→ Exercise
Leave out the pictures and repeat the data exactly.

Extracted data entries
** BEGIN **

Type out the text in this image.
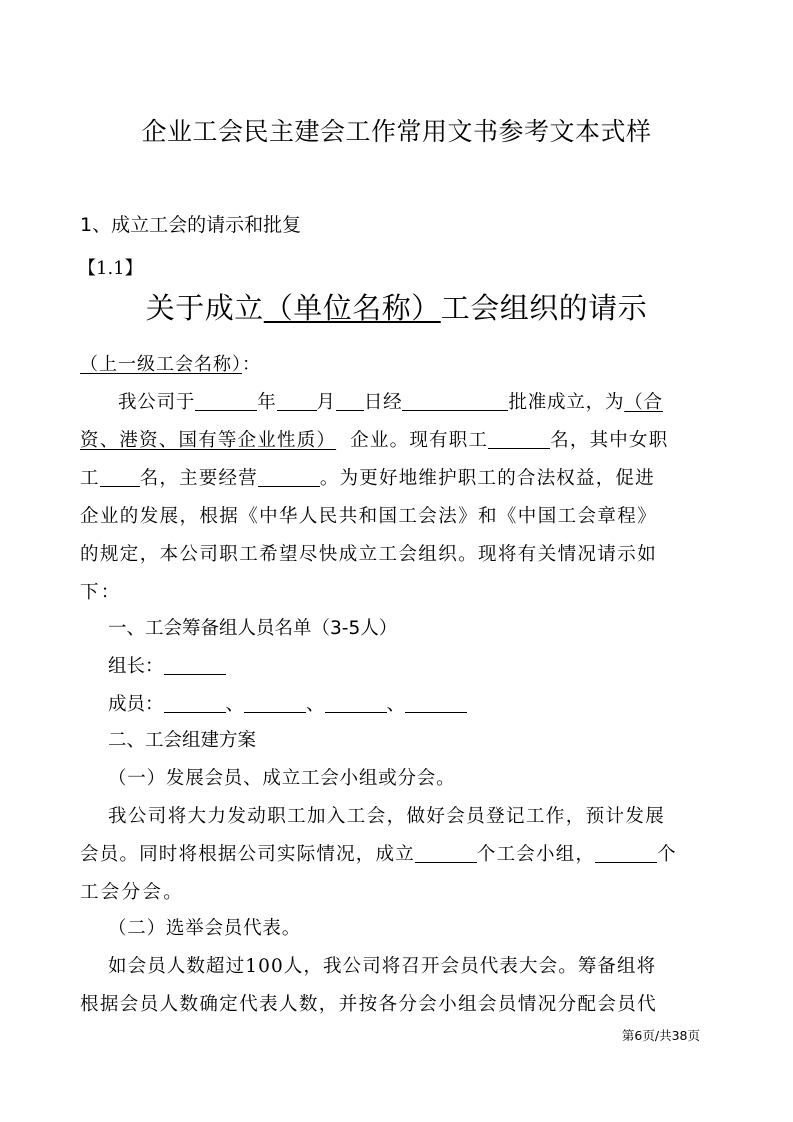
企业工会民主建会工作常用文书参考文本式样
1、成立工会的请示和批复
【1.1】
关于成立（单位名称）工会组织的请示
（上一级工会名称）：
我公司于	年 月 日经	批准成立，为（合
资、港资、国有等企业性质） 企业。现有职工	名，其中女职
工 名，主要经营	。为更好地维护职工的合法权益，促进
企业的发展，根据《中华人民共和国工会法》和《中国工会章程》
的规定，本公司职工希望尽快成立工会组织。现将有关情况请示如
下：
一、工会筹备组人员名单（3-5人）
组长：
成员：	、	、	、
二、工会组建方案
（一）发展会员、成立工会小组或分会。
我公司将大力发动职工加入工会，做好会员登记工作，预计发展
会员。同时将根据公司实际情况，成立	个工会小组，	个
工会分会。
（二）选举会员代表。
如会员人数超过100人，我公司将召开会员代表大会。筹备组将
根据会员人数确定代表人数，并按各分会小组会员情况分配会员代
第6页/共38页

** END **

→ Complete output
Type out the text in this image.
企业工会民主建会工作常用文书参考文本式样
1、成立工会的请示和批复
【1.1】
关于成立（单位名称）工会组织的请示
（上一级工会名称）：
我公司于	年 月 日经	批准成立，为（合
资、港资、国有等企业性质） 企业。现有职工	名，其中女职
工 名，主要经营	。为更好地维护职工的合法权益，促进
企业的发展，根据《中华人民共和国工会法》和《中国工会章程》
的规定，本公司职工希望尽快成立工会组织。现将有关情况请示如
下：
一、工会筹备组人员名单（3-5人）
组长：
成员：	、	、	、
二、工会组建方案
（一）发展会员、成立工会小组或分会。
我公司将大力发动职工加入工会，做好会员登记工作，预计发展
会员。同时将根据公司实际情况，成立	个工会小组，	个
工会分会。
（二）选举会员代表。
如会员人数超过100人，我公司将召开会员代表大会。筹备组将
根据会员人数确定代表人数，并按各分会小组会员情况分配会员代
第6页/共38页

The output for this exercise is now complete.